The Significance of Shrek's 3D Animated Facial Expressions
Transcript of my informative speech on how PDI/DreamWorks' masterpiece revolutionized facial rigging and expressions in 3D animation
“Once upon a time, in a land not so far away, over 275 people were given a daunting task. They had to transform 0s and 1s into a rich landscape filled with creatures who would tell a tale so fascinating and funny that millions of citizens would leave their homes to go see it. The 275 people huffed and they puffed [until] an enchanting world [slowly] began to take shape. And then, as if by magic, over 3 years later, those 0s and 1s were completely transformed into a hilarious movie called Shrek” (Robertson, 2001).
I’m hoping you all know the film I’m talking about.
If so, you’ll be able to recognize this face right away and recall the context of Shrek’s expression:
But.. how about now? Does this look like the version of Shrek you’re familiar with?
Besides his obviously blown up face, there seems to be something wrong with this Shrek. Despite looking like his original counterpart at first, he has soulless eyes and lacks character in his expression.
Being an animation enthusiast and hobby animator myself, I’m well aware of the fact that it’s details like this that can make or break a film’s ability to empathize its characters to the audience.

- - -

#### Exercise set:
1. In the speech on Shrek's facial expressions, how many people were given the task of turning 0s and 1s into the film?
2. Carry on the speech about Shrek's facial expressions, picking up right after its final sentence.

[Spatial annotation records]

- - -

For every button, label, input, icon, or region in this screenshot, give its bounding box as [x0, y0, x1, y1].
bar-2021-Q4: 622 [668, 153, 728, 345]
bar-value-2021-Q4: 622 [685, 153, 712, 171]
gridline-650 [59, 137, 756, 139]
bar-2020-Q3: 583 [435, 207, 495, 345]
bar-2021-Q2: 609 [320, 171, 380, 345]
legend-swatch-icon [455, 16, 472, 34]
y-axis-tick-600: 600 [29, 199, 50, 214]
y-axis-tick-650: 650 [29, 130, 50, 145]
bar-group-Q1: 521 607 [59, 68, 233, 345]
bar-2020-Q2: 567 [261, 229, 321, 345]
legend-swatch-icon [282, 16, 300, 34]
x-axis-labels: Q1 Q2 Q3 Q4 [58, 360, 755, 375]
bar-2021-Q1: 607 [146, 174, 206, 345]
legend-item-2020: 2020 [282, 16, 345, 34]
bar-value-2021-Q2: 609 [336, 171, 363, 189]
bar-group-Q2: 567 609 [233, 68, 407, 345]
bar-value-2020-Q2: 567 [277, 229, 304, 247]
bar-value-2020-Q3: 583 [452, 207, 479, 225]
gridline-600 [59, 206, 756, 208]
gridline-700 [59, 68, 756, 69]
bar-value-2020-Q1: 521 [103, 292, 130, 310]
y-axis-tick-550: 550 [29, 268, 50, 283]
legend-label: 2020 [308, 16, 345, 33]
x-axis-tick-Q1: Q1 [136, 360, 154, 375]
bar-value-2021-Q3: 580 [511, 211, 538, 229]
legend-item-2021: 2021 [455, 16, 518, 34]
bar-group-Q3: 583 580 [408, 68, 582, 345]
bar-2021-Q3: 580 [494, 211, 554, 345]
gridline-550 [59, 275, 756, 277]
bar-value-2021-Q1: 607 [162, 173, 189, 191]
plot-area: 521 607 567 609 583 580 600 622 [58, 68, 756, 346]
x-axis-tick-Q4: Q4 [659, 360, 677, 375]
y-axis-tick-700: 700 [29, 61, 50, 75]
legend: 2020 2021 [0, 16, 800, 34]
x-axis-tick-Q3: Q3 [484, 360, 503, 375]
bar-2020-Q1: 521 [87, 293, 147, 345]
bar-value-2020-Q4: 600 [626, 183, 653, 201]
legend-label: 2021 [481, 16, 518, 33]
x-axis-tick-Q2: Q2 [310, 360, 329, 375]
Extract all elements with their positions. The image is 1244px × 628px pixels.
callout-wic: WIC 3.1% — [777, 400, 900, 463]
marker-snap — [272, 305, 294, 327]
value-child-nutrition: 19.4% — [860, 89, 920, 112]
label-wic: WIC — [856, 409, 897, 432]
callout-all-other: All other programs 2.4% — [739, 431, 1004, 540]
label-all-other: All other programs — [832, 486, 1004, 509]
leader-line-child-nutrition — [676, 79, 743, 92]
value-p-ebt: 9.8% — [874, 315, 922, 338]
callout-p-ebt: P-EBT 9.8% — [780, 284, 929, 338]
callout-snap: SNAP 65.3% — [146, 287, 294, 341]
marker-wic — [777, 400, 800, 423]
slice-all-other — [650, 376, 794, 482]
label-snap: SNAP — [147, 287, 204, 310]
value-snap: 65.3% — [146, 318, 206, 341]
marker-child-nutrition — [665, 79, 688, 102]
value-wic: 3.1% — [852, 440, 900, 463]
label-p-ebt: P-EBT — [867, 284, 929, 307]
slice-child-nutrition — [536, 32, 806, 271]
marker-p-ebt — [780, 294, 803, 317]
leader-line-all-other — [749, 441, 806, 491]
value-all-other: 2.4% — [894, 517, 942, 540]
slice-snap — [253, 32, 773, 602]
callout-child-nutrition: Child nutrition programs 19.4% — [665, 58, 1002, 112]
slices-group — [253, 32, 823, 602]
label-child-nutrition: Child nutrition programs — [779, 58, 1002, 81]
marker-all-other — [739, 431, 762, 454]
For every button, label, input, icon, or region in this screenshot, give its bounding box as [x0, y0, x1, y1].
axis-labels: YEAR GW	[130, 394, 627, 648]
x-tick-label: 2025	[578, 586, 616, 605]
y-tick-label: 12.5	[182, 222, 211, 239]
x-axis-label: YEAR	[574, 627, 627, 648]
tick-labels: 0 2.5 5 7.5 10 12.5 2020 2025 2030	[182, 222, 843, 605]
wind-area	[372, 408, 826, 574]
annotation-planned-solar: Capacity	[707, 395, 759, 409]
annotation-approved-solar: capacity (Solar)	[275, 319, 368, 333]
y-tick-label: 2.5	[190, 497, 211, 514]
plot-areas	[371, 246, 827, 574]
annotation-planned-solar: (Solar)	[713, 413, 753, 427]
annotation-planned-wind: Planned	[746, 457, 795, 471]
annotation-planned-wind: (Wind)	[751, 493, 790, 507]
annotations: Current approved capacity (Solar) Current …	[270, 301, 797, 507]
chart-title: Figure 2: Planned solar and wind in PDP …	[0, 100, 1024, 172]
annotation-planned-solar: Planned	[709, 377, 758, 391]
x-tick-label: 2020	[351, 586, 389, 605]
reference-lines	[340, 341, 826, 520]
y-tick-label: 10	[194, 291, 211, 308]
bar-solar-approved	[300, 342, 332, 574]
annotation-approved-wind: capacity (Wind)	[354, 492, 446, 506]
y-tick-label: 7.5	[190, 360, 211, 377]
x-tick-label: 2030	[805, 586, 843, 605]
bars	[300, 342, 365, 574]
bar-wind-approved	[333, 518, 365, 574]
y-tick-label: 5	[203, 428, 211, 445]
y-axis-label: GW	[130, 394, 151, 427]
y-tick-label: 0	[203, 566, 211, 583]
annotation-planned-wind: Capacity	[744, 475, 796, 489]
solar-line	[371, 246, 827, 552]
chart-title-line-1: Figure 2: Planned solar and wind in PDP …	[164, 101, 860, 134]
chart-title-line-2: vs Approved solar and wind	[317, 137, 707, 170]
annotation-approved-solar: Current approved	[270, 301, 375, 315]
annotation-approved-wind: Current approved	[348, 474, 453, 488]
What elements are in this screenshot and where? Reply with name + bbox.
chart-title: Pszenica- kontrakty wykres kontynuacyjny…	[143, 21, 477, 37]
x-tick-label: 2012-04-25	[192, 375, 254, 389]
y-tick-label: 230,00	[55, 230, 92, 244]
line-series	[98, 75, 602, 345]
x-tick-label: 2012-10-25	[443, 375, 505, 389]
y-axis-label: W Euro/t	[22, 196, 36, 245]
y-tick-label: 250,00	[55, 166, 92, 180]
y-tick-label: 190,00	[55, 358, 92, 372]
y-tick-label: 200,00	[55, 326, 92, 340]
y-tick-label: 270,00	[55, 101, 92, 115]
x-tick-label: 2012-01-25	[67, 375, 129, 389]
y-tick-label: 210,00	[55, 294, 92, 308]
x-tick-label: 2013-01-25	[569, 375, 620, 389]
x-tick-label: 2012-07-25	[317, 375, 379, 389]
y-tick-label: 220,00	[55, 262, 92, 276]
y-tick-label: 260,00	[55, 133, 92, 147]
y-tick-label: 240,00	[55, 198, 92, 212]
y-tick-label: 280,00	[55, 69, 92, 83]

- - -

#### The results:
1. Over 275 people.

2.
Thus, a large part of why Shrek is my favorite movie—aside from its great story, characters, message, music, and virtually everything else—is its place in the advancement of facial expressions in computer animation.
To give you all insight into this fascination of mine, I will be overviewing the importance of believable facial rigging and movements in 3D animation while relating to Shrek’s technical production.
As we just saw from my comparison of two Shrek animations, facial performance is essential to creating characters that can communicate strong emotions and garner the same from an audience. This makes facial animation a “powerful storytelling instrument in the Entertainment Industry,” but it is hard to achieve (Orvalho et al., 2012).
Why? Well… “Every day, we see many faces and interact with them in various ways: talking, listening, looking, making expressions” (Orvalho et al., 2012). As a result, most of us possess a keen ability to identify unnatural behavior.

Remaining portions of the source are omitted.